§ GIVEN REQUEST: Scan the records for the word "position". Copy each line that includes it.

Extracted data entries
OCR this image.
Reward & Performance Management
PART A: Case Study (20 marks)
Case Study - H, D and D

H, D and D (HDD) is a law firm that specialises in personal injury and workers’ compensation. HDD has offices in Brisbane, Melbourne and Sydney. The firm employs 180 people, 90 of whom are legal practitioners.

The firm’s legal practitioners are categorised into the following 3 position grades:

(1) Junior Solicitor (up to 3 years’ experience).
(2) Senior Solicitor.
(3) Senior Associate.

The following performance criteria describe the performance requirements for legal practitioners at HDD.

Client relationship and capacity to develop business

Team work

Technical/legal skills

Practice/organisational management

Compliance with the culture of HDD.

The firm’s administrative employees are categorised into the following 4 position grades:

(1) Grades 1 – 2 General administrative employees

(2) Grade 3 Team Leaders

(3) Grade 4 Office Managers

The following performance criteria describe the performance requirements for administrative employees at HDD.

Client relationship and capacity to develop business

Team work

§ FULL ANSWER:
The firm’s legal practitioners are categorised into the following 3 position grades:
The firm’s administrative employees are categorised into the following 4 position grades:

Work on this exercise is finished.